(Stored data)
++++++++

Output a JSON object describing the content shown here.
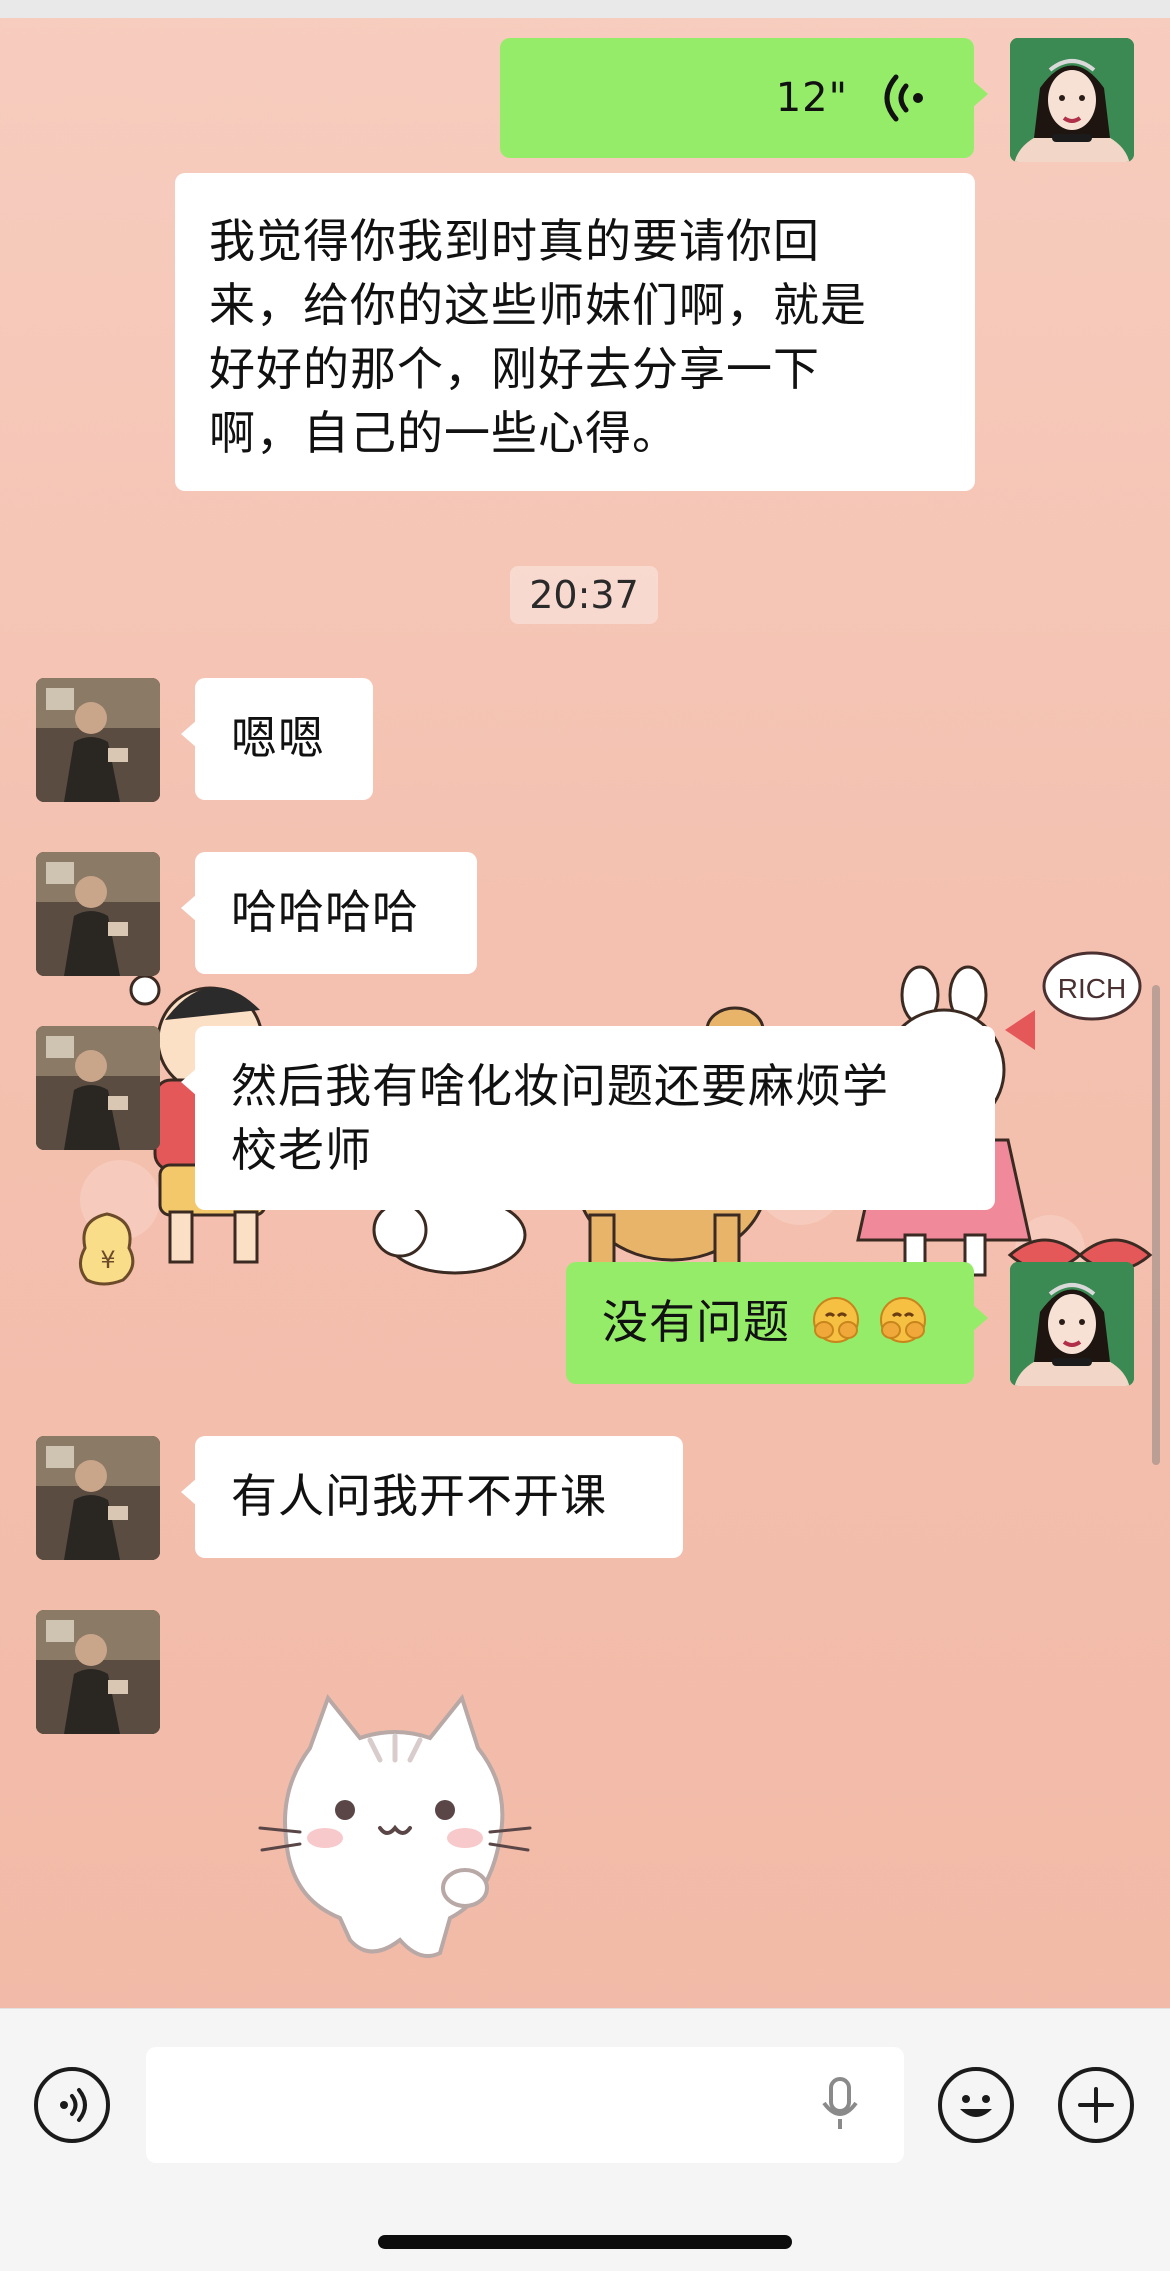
{
  "voice_message": {
    "duration": "12\""
  },
  "timestamp": "20:37",
  "messages": {
    "m1": {
      "lines": [
        "我觉得你我到时真的要请你回",
        "来，给你的这些师妹们啊，就是",
        "好好的那个，刚好去分享一下",
        "啊，自己的一些心得。"
      ]
    },
    "m2": {
      "text": "嗯嗯"
    },
    "m3": {
      "text": "哈哈哈哈"
    },
    "m4": {
      "lines": [
        "然后我有啥化妆问题还要麻烦学",
        "校老师"
      ]
    },
    "m5": {
      "text": "没有问题"
    },
    "m6": {
      "text": "有人问我开不开课"
    }
  },
  "sticker_badge": "RICH",
  "input_bar": {
    "placeholder": ""
  },
  "icons": {
    "voice_toggle": "voice-mode-icon",
    "mic": "microphone-icon",
    "emoji": "emoji-icon",
    "plus": "plus-icon"
  }
}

++++++++

**Problem details:** Without the pictures, write out every entry precisely as it appears.

**Exercise result:**
Output a JSON object describing the content shown here.
{
  "voice_message": {
    "duration": "12\""
  },
  "timestamp": "20:37",
  "messages": {
    "m1": {
      "lines": [
        "我觉得你我到时真的要请你回",
        "来，给你的这些师妹们啊，就是",
        "好好的那个，刚好去分享一下",
        "啊，自己的一些心得。"
      ]
    },
    "m2": {
      "text": "嗯嗯"
    },
    "m3": {
      "text": "哈哈哈哈"
    },
    "m4": {
      "lines": [
        "然后我有啥化妆问题还要麻烦学",
        "校老师"
      ]
    },
    "m5": {
      "text": "没有问题"
    },
    "m6": {
      "text": "有人问我开不开课"
    }
  },
  "sticker_badge": "RICH",
  "input_bar": {
    "placeholder": ""
  },
  "icons": {
    "voice_toggle": "voice-mode-icon",
    "mic": "microphone-icon",
    "emoji": "emoji-icon",
    "plus": "plus-icon"
  }
}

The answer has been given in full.